**To be done:** Copy out the entries word for word, starting at the very beginning and ending with the line that contains "The balancer plate 41 is at (496, 160).".

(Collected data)

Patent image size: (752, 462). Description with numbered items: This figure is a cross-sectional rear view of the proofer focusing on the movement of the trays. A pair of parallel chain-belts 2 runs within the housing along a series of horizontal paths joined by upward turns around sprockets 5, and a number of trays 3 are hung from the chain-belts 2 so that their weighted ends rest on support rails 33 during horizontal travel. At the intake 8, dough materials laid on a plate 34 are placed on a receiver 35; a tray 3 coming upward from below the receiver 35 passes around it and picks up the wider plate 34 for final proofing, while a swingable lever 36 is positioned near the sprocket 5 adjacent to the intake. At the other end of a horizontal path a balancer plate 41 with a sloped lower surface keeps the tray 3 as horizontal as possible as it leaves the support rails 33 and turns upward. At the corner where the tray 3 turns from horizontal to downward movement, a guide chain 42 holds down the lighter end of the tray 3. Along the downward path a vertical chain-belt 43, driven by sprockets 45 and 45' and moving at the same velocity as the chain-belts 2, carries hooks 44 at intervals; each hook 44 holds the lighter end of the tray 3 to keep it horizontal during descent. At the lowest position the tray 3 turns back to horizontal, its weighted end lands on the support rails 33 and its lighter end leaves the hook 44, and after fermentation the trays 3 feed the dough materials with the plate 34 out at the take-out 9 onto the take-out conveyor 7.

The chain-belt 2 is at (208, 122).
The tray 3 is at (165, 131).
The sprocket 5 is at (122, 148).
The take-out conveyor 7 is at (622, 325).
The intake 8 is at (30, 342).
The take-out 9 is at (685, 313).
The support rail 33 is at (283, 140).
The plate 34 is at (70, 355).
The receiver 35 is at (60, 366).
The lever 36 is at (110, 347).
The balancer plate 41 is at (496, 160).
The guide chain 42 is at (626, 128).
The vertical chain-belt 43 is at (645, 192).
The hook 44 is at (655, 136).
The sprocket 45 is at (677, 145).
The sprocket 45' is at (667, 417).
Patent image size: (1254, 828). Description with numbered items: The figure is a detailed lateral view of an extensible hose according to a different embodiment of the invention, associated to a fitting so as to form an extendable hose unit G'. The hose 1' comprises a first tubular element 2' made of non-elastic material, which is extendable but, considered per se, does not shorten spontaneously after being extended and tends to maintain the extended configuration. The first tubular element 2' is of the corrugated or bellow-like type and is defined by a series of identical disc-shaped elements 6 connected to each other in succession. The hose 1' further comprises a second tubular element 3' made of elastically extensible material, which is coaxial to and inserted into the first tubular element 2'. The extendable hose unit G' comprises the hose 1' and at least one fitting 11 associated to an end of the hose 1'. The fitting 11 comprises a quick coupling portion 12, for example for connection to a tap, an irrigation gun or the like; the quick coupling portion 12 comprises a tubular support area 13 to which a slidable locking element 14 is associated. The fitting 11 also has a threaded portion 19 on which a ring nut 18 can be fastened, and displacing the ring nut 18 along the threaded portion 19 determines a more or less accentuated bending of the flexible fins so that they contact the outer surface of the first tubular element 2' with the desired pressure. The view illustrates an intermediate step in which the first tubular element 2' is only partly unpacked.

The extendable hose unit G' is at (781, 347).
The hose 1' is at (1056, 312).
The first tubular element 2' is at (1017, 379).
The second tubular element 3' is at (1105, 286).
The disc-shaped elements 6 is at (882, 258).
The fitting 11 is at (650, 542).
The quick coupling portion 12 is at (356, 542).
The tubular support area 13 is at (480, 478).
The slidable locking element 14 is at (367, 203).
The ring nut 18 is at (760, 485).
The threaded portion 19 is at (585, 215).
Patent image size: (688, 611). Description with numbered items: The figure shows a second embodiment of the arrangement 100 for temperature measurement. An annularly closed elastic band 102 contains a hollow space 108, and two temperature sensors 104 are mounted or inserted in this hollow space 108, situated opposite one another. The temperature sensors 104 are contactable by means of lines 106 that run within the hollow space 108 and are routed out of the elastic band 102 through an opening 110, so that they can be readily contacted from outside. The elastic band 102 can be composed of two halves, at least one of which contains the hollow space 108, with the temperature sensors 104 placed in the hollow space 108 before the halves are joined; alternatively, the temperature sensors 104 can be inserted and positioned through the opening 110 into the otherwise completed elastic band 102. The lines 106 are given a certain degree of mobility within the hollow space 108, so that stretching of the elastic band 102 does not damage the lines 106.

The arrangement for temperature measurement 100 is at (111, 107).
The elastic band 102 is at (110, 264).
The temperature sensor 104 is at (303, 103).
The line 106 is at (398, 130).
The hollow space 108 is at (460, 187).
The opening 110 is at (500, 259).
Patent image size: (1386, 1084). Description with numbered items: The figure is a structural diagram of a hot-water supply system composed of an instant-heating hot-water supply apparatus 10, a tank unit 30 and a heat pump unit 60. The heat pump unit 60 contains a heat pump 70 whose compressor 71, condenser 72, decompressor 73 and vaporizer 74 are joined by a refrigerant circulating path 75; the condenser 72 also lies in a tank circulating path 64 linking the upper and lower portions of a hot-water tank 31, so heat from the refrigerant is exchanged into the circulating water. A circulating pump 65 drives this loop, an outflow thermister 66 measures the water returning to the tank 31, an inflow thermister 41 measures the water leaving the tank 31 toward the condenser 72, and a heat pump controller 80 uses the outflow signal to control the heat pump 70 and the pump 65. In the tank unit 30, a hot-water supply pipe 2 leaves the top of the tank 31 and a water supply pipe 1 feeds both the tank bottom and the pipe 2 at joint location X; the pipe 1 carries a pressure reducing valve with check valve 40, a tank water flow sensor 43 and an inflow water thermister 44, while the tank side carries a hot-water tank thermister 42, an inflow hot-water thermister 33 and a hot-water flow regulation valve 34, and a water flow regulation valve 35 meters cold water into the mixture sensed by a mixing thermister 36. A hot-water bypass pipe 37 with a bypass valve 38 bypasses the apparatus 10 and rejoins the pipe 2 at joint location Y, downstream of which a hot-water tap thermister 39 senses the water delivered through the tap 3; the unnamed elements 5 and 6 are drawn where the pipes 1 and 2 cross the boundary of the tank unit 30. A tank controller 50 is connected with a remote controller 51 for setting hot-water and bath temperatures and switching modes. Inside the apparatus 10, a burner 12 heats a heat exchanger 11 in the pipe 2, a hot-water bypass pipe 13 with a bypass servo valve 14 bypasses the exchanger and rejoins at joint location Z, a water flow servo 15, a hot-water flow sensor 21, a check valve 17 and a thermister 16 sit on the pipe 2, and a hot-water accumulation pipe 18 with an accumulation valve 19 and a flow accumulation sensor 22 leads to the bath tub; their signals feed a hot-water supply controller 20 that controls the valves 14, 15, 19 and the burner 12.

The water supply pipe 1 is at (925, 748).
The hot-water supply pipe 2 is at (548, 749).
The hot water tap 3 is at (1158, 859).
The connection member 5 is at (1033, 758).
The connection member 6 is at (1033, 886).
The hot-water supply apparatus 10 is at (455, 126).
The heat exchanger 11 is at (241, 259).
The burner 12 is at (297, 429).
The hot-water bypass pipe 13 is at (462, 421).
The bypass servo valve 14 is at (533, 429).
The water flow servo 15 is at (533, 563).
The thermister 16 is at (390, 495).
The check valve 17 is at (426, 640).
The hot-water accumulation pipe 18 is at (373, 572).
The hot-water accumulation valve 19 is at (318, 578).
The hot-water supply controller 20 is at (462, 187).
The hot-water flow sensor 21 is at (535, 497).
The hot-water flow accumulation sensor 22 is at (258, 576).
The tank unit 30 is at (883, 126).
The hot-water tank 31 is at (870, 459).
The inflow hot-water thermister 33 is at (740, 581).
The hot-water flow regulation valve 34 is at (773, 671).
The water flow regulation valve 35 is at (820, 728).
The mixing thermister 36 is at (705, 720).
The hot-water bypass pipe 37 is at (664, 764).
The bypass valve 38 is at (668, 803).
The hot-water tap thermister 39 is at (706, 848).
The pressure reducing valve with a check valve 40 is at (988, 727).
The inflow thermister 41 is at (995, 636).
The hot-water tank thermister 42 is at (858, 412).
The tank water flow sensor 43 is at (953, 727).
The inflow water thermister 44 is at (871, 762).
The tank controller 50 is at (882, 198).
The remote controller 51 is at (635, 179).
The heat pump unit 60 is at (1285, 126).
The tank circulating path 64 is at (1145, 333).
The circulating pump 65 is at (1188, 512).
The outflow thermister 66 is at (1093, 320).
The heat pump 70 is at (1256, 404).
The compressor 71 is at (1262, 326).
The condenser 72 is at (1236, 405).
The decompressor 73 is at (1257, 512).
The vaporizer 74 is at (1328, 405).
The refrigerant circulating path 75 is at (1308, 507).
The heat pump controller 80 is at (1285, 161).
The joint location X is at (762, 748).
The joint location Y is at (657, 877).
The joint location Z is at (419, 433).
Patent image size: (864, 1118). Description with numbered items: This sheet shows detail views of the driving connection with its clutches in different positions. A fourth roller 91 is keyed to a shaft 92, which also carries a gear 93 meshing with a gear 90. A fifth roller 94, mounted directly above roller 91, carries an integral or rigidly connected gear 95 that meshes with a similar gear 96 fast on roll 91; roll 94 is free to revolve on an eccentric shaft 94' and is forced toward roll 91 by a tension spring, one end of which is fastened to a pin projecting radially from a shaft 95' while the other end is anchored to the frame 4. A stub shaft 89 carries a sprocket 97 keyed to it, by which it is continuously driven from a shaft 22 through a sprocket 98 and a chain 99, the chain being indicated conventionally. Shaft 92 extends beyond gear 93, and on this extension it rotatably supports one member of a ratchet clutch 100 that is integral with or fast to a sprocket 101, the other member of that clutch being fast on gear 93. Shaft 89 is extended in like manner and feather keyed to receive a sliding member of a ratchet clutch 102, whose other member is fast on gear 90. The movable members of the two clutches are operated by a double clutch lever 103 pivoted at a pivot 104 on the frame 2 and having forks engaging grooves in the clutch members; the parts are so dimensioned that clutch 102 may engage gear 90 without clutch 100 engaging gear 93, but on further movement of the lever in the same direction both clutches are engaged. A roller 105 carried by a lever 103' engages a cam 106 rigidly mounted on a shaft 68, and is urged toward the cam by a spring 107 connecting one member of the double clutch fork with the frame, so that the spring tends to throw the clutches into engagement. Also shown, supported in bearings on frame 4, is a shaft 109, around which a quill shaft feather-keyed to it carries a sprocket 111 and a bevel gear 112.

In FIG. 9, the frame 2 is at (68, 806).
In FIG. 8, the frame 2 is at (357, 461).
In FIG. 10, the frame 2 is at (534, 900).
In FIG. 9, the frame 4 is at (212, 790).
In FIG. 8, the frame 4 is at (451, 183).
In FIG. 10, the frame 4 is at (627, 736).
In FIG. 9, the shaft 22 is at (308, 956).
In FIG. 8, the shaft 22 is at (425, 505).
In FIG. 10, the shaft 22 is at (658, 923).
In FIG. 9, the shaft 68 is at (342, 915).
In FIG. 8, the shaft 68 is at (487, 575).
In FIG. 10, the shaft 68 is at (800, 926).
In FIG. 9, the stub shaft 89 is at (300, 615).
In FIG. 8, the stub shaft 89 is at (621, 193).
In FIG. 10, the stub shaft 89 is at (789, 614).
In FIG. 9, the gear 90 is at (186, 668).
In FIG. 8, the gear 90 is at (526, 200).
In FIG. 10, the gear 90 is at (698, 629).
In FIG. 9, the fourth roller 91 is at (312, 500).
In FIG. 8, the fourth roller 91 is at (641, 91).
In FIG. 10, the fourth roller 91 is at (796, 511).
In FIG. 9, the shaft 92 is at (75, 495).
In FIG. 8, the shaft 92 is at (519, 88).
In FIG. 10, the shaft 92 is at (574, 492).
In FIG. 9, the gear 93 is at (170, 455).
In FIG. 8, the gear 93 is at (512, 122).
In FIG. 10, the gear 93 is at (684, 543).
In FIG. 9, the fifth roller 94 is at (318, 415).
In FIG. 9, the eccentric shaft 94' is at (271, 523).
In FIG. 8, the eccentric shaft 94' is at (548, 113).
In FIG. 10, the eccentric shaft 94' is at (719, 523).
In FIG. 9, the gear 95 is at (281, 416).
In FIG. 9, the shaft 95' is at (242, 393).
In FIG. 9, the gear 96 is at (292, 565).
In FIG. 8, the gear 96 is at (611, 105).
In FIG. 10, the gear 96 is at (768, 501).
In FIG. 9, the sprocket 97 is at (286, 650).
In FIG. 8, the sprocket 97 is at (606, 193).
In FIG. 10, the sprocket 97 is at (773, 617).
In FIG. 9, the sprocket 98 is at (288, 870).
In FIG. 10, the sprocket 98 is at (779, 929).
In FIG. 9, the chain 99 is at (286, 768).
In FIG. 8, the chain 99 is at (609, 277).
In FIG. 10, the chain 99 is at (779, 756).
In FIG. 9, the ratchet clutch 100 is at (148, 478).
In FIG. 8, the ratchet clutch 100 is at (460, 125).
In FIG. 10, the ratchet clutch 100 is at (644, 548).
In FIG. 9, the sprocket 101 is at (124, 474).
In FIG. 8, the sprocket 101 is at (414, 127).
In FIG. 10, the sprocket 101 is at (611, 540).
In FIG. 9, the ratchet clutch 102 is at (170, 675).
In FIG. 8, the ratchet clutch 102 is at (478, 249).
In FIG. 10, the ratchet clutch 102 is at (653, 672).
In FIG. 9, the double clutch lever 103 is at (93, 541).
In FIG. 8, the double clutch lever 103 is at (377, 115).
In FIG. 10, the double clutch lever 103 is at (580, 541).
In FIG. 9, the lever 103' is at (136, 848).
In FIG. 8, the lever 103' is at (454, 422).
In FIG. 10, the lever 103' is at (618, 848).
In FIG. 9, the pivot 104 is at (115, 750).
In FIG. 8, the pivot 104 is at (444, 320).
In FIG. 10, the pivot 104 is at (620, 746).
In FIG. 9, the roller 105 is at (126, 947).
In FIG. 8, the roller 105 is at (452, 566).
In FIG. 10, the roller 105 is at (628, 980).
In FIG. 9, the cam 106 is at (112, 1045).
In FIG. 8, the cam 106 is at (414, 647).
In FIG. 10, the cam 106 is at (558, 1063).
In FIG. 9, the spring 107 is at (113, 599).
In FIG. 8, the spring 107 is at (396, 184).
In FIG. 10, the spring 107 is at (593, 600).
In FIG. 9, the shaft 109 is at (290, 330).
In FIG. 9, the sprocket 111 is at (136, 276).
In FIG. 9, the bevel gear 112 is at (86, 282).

**Task output:**
Patent image size: (752, 462). Description with numbered items: This figure is a cross-sectional rear view of the proofer focusing on the movement of the trays. A pair of parallel chain-belts 2 runs within the housing along a series of horizontal paths joined by upward turns around sprockets 5, and a number of trays 3 are hung from the chain-belts 2 so that their weighted ends rest on support rails 33 during horizontal travel. At the intake 8, dough materials laid on a plate 34 are placed on a receiver 35; a tray 3 coming upward from below the receiver 35 passes around it and picks up the wider plate 34 for final proofing, while a swingable lever 36 is positioned near the sprocket 5 adjacent to the intake. At the other end of a horizontal path a balancer plate 41 with a sloped lower surface keeps the tray 3 as horizontal as possible as it leaves the support rails 33 and turns upward. At the corner where the tray 3 turns from horizontal to downward movement, a guide chain 42 holds down the lighter end of the tray 3. Along the downward path a vertical chain-belt 43, driven by sprockets 45 and 45' and moving at the same velocity as the chain-belts 2, carries hooks 44 at intervals; each hook 44 holds the lighter end of the tray 3 to keep it horizontal during descent. At the lowest position the tray 3 turns back to horizontal, its weighted end lands on the support rails 33 and its lighter end leaves the hook 44, and after fermentation the trays 3 feed the dough materials with the plate 34 out at the take-out 9 onto the take-out conveyor 7.

The chain-belt 2 is at (208, 122).
The tray 3 is at (165, 131).
The sprocket 5 is at (122, 148).
The take-out conveyor 7 is at (622, 325).
The intake 8 is at (30, 342).
The take-out 9 is at (685, 313).
The support rail 33 is at (283, 140).
The plate 34 is at (70, 355).
The receiver 35 is at (60, 366).
The lever 36 is at (110, 347).
The balancer plate 41 is at (496, 160).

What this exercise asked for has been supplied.